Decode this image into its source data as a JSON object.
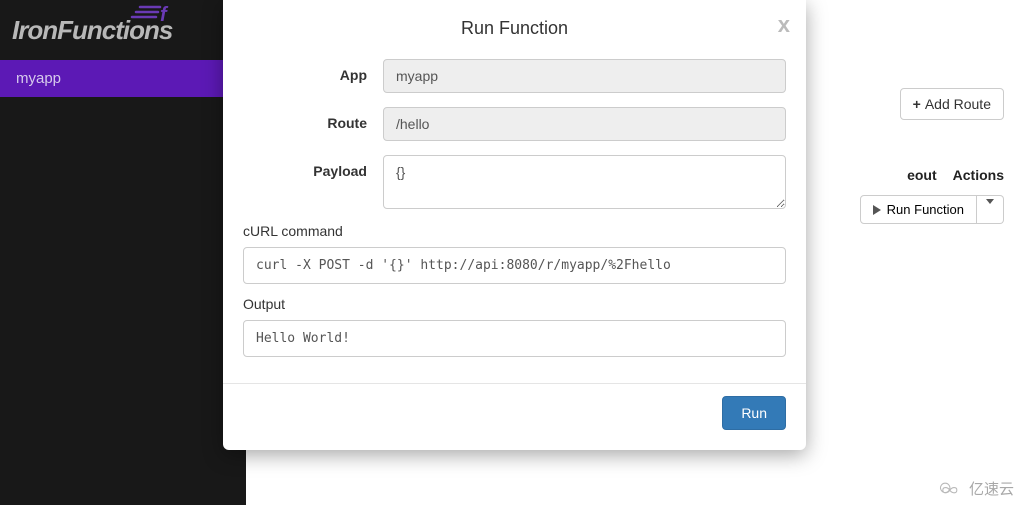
{
  "brand": {
    "name": "IronFunctions"
  },
  "sidebar": {
    "items": [
      {
        "label": "myapp"
      }
    ]
  },
  "toolbar": {
    "add_route_label": "Add Route"
  },
  "table": {
    "header_timeout": "eout",
    "header_actions": "Actions",
    "row_action_label": "Run Function"
  },
  "modal": {
    "title": "Run Function",
    "close_glyph": "x",
    "labels": {
      "app": "App",
      "route": "Route",
      "payload": "Payload",
      "curl": "cURL command",
      "output": "Output"
    },
    "fields": {
      "app": "myapp",
      "route": "/hello",
      "payload": "{}"
    },
    "curl_command": "curl -X POST -d '{}' http://api:8080/r/myapp/%2Fhello",
    "output": "Hello World!",
    "run_button": "Run"
  },
  "watermark": {
    "text": "亿速云"
  }
}
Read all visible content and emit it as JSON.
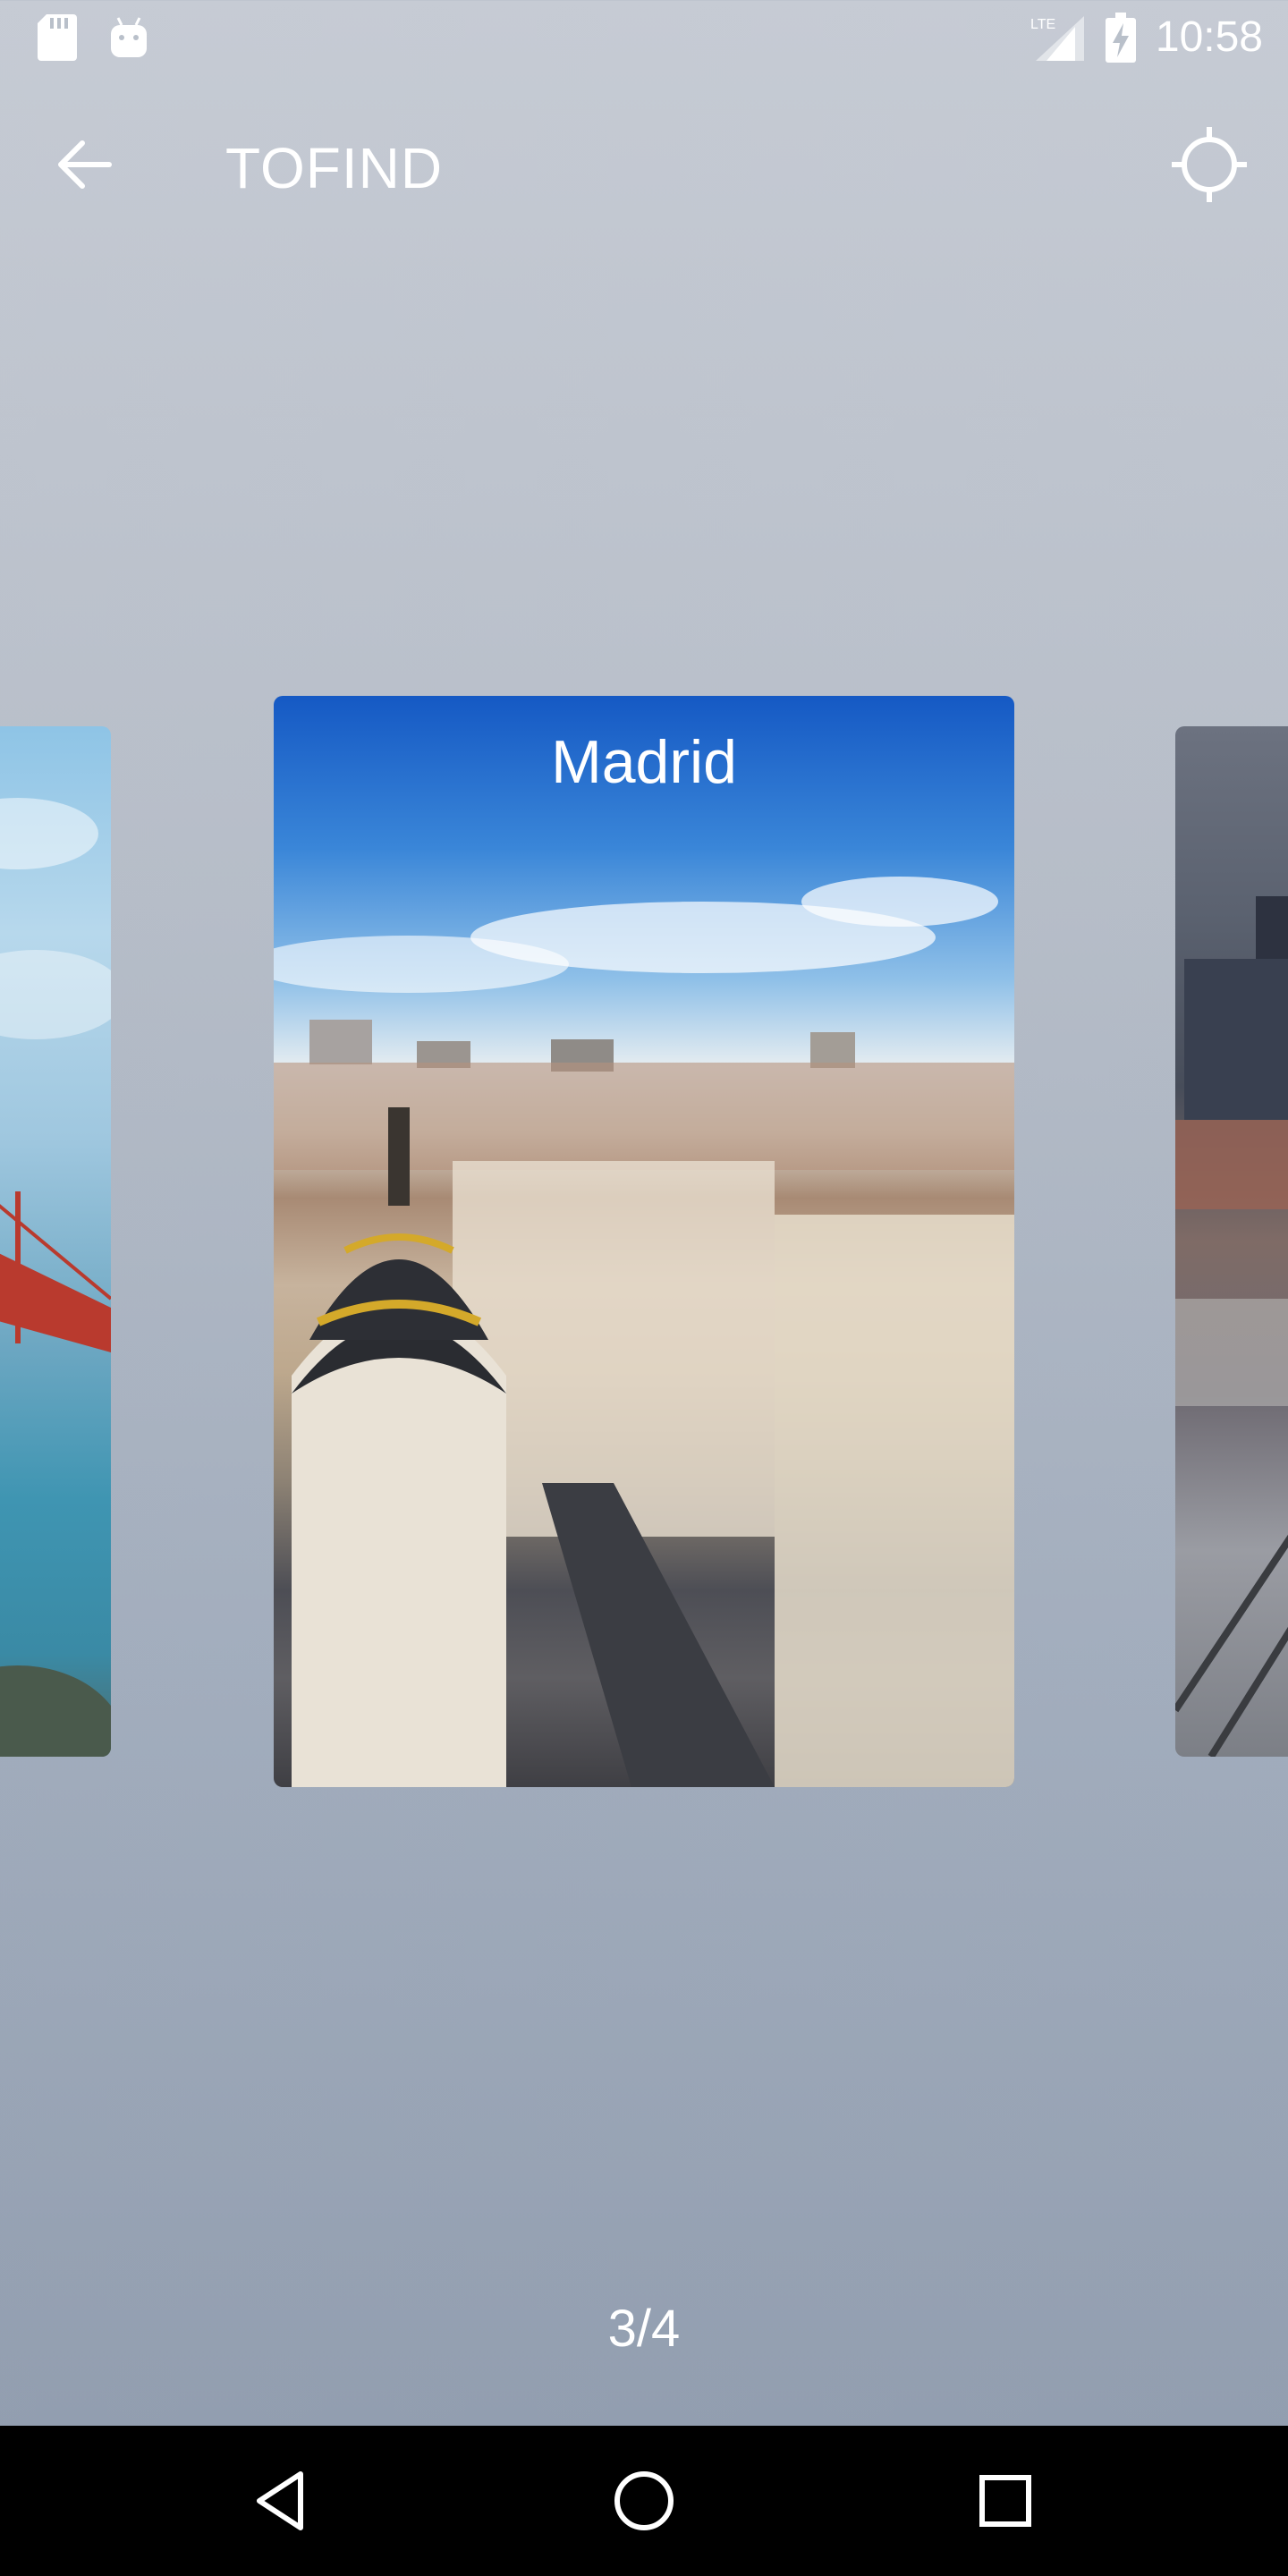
{
  "status_bar": {
    "time": "10:58",
    "network": "LTE",
    "icons": [
      "sd-card-icon",
      "android-icon",
      "signal-icon",
      "battery-charging-icon"
    ]
  },
  "app_bar": {
    "title": "TOFIND",
    "back_icon": "arrow-back-icon",
    "action_icon": "my-location-icon"
  },
  "carousel": {
    "current_card": {
      "title": "Madrid"
    },
    "counter": "3/4"
  },
  "nav_bar": {
    "icons": [
      "back-triangle-icon",
      "home-circle-icon",
      "recents-square-icon"
    ]
  },
  "colors": {
    "app_bar_text": "#ffffff",
    "background_top": "#c6cbd4",
    "background_bottom": "#8f9bad",
    "nav_bar": "#000000"
  }
}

Task to carry out >>
In the listing above, find each line with the word "myapp" and copy it.

Solution >>
        "label": "myapp"
      "app": "myapp",
    "curl_command": "curl -X POST -d '{}' http://api:8080/r/myapp/%2Fhello",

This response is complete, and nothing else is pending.